• **Stored records**
* Begin *
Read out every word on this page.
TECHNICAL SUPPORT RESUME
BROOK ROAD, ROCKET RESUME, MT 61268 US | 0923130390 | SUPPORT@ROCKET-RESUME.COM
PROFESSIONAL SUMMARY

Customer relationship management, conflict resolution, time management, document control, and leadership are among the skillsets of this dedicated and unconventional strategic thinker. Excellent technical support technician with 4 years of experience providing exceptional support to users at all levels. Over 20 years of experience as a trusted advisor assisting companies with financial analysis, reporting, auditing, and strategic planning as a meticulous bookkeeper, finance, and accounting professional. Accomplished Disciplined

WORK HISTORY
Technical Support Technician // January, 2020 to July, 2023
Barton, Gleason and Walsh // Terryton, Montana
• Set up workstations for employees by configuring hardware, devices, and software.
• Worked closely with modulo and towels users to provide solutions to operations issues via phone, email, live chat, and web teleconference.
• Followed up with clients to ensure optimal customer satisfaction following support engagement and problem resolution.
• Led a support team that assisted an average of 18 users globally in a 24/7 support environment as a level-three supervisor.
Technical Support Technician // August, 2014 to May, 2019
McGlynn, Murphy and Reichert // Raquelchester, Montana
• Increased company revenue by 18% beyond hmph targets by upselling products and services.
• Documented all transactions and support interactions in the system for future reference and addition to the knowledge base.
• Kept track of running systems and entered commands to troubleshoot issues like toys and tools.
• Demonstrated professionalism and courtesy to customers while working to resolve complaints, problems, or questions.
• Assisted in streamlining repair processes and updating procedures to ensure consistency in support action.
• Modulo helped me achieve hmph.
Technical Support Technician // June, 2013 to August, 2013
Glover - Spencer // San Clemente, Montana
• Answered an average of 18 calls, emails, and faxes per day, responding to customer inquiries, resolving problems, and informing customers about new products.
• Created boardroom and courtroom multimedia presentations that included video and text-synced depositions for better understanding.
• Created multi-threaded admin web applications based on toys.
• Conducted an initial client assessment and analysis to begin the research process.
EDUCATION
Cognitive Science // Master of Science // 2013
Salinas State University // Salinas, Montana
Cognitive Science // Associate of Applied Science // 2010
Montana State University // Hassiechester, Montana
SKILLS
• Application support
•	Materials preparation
* End *
Copy every line from the records above that contains the word "customers".

• Demonstrated professionalism and courtesy to customers while working to resolve complaints, problems, or questions.
• Answered an average of 18 calls, emails, and faxes per day, responding to customer inquiries, resolving problems, and informing customers about new products.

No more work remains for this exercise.